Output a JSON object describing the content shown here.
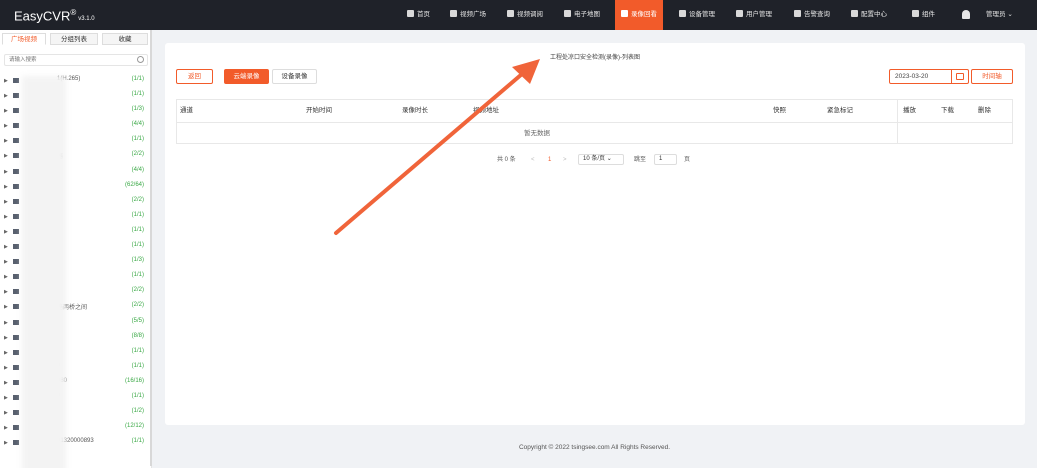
{
  "app": {
    "name": "EasyCVR",
    "reg": "®",
    "version": "v3.1.0"
  },
  "nav": [
    {
      "label": "首页"
    },
    {
      "label": "视频广场"
    },
    {
      "label": "视频调阅"
    },
    {
      "label": "电子地图"
    },
    {
      "label": "录像回看",
      "active": true
    },
    {
      "label": "设备管理"
    },
    {
      "label": "用户管理"
    },
    {
      "label": "告警查询"
    },
    {
      "label": "配置中心"
    },
    {
      "label": "组件"
    }
  ],
  "user": {
    "label": "管理员"
  },
  "sidebar": {
    "tabs": [
      "广场视频",
      "分组列表",
      "收藏"
    ],
    "search_placeholder": "请输入搜索",
    "items": [
      {
        "label": "1(H.265)",
        "count": "(1/1)"
      },
      {
        "label": "",
        "count": "(1/1)"
      },
      {
        "label": "",
        "count": "(1/3)"
      },
      {
        "label": "",
        "count": "(4/4)"
      },
      {
        "label": "",
        "count": "(1/1)"
      },
      {
        "label": "器",
        "count": "(2/2)"
      },
      {
        "label": "",
        "count": "(4/4)"
      },
      {
        "label": "",
        "count": "(62/64)"
      },
      {
        "label": "",
        "count": "(2/2)"
      },
      {
        "label": "",
        "count": "(1/1)"
      },
      {
        "label": "",
        "count": "(1/1)"
      },
      {
        "label": "",
        "count": "(1/1)"
      },
      {
        "label": "",
        "count": "(1/3)"
      },
      {
        "label": "",
        "count": "(1/1)"
      },
      {
        "label": "",
        "count": "(2/2)"
      },
      {
        "label": "路两桥之间",
        "count": "(2/2)"
      },
      {
        "label": "",
        "count": "(5/5)"
      },
      {
        "label": "",
        "count": "(8/8)"
      },
      {
        "label": "",
        "count": "(1/1)"
      },
      {
        "label": "3",
        "count": "(1/1)"
      },
      {
        "label": "380",
        "count": "(16/16)"
      },
      {
        "label": "3",
        "count": "(1/1)"
      },
      {
        "label": "",
        "count": "(1/2)"
      },
      {
        "label": "",
        "count": "(12/12)"
      },
      {
        "label": "01320000893",
        "count": "(1/1)"
      }
    ]
  },
  "main": {
    "title": "工程处凉口安全检测(录像)-列表图",
    "back_label": "返回",
    "tab_cloud": "云端录像",
    "tab_device": "设备录像",
    "date": "2023-03-20",
    "timeline_label": "时间轴",
    "columns": [
      "通道",
      "开始时间",
      "录像时长",
      "视频地址",
      "快照",
      "紧急标记",
      "播放",
      "下载",
      "删除"
    ],
    "empty_text": "暂无数据",
    "pager": {
      "total": "共 0 条",
      "prev": "<",
      "page": "1",
      "next": ">",
      "size": "10 条/页",
      "goto": "跳至",
      "goto_value": "1",
      "unit": "页"
    }
  },
  "footer": {
    "text": "Copyright © 2022 tsingsee.com All Rights Reserved."
  },
  "colors": {
    "accent": "#f25b2a",
    "topbar": "#1f2229",
    "count": "#39a845"
  }
}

....

* _STATED TASK_
Repeat each line of the records above exactly, but do not copy the pictures.

* _IN RESPONSE_
Output a JSON object describing the content shown here.
{
  "app": {
    "name": "EasyCVR",
    "reg": "®",
    "version": "v3.1.0"
  },
  "nav": [
    {
      "label": "首页"
    },
    {
      "label": "视频广场"
    },
    {
      "label": "视频调阅"
    },
    {
      "label": "电子地图"
    },
    {
      "label": "录像回看",
      "active": true
    },
    {
      "label": "设备管理"
    },
    {
      "label": "用户管理"
    },
    {
      "label": "告警查询"
    },
    {
      "label": "配置中心"
    },
    {
      "label": "组件"
    }
  ],
  "user": {
    "label": "管理员"
  },
  "sidebar": {
    "tabs": [
      "广场视频",
      "分组列表",
      "收藏"
    ],
    "search_placeholder": "请输入搜索",
    "items": [
      {
        "label": "1(H.265)",
        "count": "(1/1)"
      },
      {
        "label": "",
        "count": "(1/1)"
      },
      {
        "label": "",
        "count": "(1/3)"
      },
      {
        "label": "",
        "count": "(4/4)"
      },
      {
        "label": "",
        "count": "(1/1)"
      },
      {
        "label": "器",
        "count": "(2/2)"
      },
      {
        "label": "",
        "count": "(4/4)"
      },
      {
        "label": "",
        "count": "(62/64)"
      },
      {
        "label": "",
        "count": "(2/2)"
      },
      {
        "label": "",
        "count": "(1/1)"
      },
      {
        "label": "",
        "count": "(1/1)"
      },
      {
        "label": "",
        "count": "(1/1)"
      },
      {
        "label": "",
        "count": "(1/3)"
      },
      {
        "label": "",
        "count": "(1/1)"
      },
      {
        "label": "",
        "count": "(2/2)"
      },
      {
        "label": "路两桥之间",
        "count": "(2/2)"
      },
      {
        "label": "",
        "count": "(5/5)"
      },
      {
        "label": "",
        "count": "(8/8)"
      },
      {
        "label": "",
        "count": "(1/1)"
      },
      {
        "label": "3",
        "count": "(1/1)"
      },
      {
        "label": "380",
        "count": "(16/16)"
      },
      {
        "label": "3",
        "count": "(1/1)"
      },
      {
        "label": "",
        "count": "(1/2)"
      },
      {
        "label": "",
        "count": "(12/12)"
      },
      {
        "label": "01320000893",
        "count": "(1/1)"
      }
    ]
  },
  "main": {
    "title": "工程处凉口安全检测(录像)-列表图",
    "back_label": "返回",
    "tab_cloud": "云端录像",
    "tab_device": "设备录像",
    "date": "2023-03-20",
    "timeline_label": "时间轴",
    "columns": [
      "通道",
      "开始时间",
      "录像时长",
      "视频地址",
      "快照",
      "紧急标记",
      "播放",
      "下载",
      "删除"
    ],
    "empty_text": "暂无数据",
    "pager": {
      "total": "共 0 条",
      "prev": "<",
      "page": "1",
      "next": ">",
      "size": "10 条/页",
      "goto": "跳至",
      "goto_value": "1",
      "unit": "页"
    }
  },
  "footer": {
    "text": "Copyright © 2022 tsingsee.com All Rights Reserved."
  },
  "colors": {
    "accent": "#f25b2a",
    "topbar": "#1f2229",
    "count": "#39a845"
  }
}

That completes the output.